[WHAT IS NEEDED] Reproduce the records. Keep every word exact and include no images.

======== EXERCISE INPUTS

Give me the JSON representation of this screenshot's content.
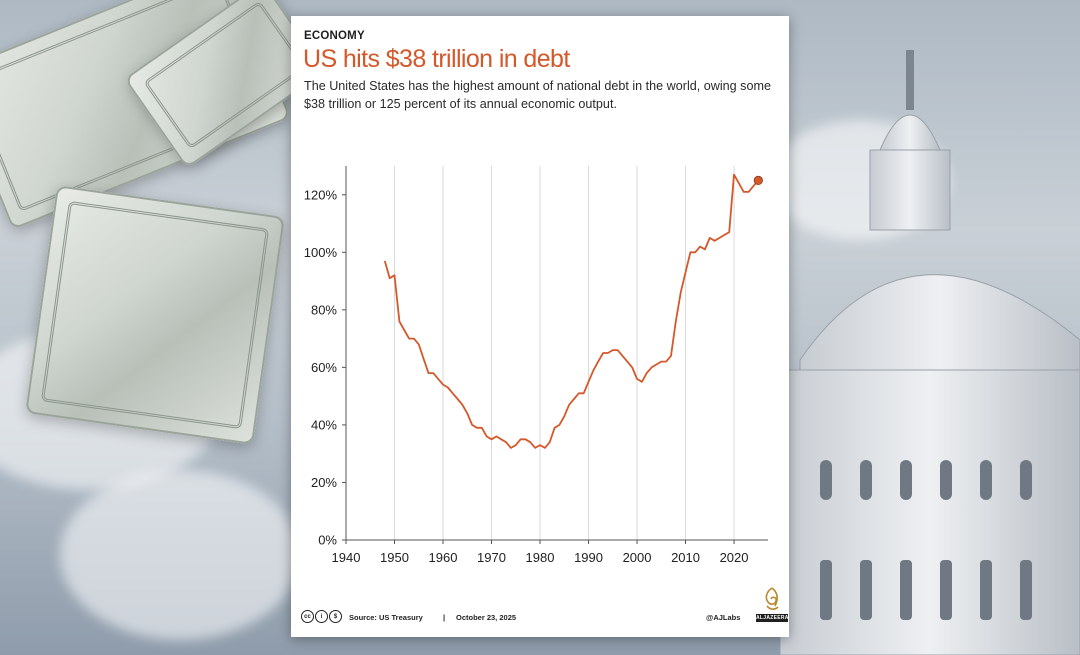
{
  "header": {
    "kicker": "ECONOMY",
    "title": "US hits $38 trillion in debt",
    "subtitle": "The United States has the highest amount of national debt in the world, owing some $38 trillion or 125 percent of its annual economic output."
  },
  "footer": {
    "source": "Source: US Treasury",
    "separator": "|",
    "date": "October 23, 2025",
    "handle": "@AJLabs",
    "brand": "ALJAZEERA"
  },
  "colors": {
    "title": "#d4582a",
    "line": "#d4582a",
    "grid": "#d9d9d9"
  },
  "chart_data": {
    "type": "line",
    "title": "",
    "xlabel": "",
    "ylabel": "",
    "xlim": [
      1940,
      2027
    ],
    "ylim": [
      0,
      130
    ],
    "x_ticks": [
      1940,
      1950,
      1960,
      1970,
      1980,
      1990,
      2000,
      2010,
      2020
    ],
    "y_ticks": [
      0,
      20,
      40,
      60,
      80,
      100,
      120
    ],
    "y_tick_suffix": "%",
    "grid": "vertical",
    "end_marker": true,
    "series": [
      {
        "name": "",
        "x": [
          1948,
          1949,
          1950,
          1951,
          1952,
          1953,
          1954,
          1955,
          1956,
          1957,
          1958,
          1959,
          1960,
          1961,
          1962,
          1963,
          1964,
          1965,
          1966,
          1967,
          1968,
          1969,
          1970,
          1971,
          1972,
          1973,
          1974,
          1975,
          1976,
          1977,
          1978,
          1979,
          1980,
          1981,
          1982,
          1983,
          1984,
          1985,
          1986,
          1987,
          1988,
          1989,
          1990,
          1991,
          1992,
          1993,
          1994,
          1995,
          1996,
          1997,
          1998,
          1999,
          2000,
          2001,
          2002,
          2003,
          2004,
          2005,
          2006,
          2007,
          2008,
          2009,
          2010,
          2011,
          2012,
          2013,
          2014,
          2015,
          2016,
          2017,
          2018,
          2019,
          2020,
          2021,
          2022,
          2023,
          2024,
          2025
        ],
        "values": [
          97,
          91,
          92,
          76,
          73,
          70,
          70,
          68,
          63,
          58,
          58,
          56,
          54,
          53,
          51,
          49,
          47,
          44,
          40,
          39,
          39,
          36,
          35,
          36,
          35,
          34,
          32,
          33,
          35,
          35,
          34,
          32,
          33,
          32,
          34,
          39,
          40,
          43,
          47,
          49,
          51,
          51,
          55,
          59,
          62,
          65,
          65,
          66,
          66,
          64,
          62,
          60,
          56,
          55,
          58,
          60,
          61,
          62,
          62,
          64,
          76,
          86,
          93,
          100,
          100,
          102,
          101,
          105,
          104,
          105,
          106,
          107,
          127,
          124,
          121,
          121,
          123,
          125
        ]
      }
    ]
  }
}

================

[WORKED ANSWER]
Give me the JSON representation of this screenshot's content.
{
  "header": {
    "kicker": "ECONOMY",
    "title": "US hits $38 trillion in debt",
    "subtitle": "The United States has the highest amount of national debt in the world, owing some $38 trillion or 125 percent of its annual economic output."
  },
  "footer": {
    "source": "Source: US Treasury",
    "separator": "|",
    "date": "October 23, 2025",
    "handle": "@AJLabs",
    "brand": "ALJAZEERA"
  },
  "colors": {
    "title": "#d4582a",
    "line": "#d4582a",
    "grid": "#d9d9d9"
  },
  "chart_data": {
    "type": "line",
    "title": "",
    "xlabel": "",
    "ylabel": "",
    "xlim": [
      1940,
      2027
    ],
    "ylim": [
      0,
      130
    ],
    "x_ticks": [
      1940,
      1950,
      1960,
      1970,
      1980,
      1990,
      2000,
      2010,
      2020
    ],
    "y_ticks": [
      0,
      20,
      40,
      60,
      80,
      100,
      120
    ],
    "y_tick_suffix": "%",
    "grid": "vertical",
    "end_marker": true,
    "series": [
      {
        "name": "",
        "x": [
          1948,
          1949,
          1950,
          1951,
          1952,
          1953,
          1954,
          1955,
          1956,
          1957,
          1958,
          1959,
          1960,
          1961,
          1962,
          1963,
          1964,
          1965,
          1966,
          1967,
          1968,
          1969,
          1970,
          1971,
          1972,
          1973,
          1974,
          1975,
          1976,
          1977,
          1978,
          1979,
          1980,
          1981,
          1982,
          1983,
          1984,
          1985,
          1986,
          1987,
          1988,
          1989,
          1990,
          1991,
          1992,
          1993,
          1994,
          1995,
          1996,
          1997,
          1998,
          1999,
          2000,
          2001,
          2002,
          2003,
          2004,
          2005,
          2006,
          2007,
          2008,
          2009,
          2010,
          2011,
          2012,
          2013,
          2014,
          2015,
          2016,
          2017,
          2018,
          2019,
          2020,
          2021,
          2022,
          2023,
          2024,
          2025
        ],
        "values": [
          97,
          91,
          92,
          76,
          73,
          70,
          70,
          68,
          63,
          58,
          58,
          56,
          54,
          53,
          51,
          49,
          47,
          44,
          40,
          39,
          39,
          36,
          35,
          36,
          35,
          34,
          32,
          33,
          35,
          35,
          34,
          32,
          33,
          32,
          34,
          39,
          40,
          43,
          47,
          49,
          51,
          51,
          55,
          59,
          62,
          65,
          65,
          66,
          66,
          64,
          62,
          60,
          56,
          55,
          58,
          60,
          61,
          62,
          62,
          64,
          76,
          86,
          93,
          100,
          100,
          102,
          101,
          105,
          104,
          105,
          106,
          107,
          127,
          124,
          121,
          121,
          123,
          125
        ]
      }
    ]
  }
}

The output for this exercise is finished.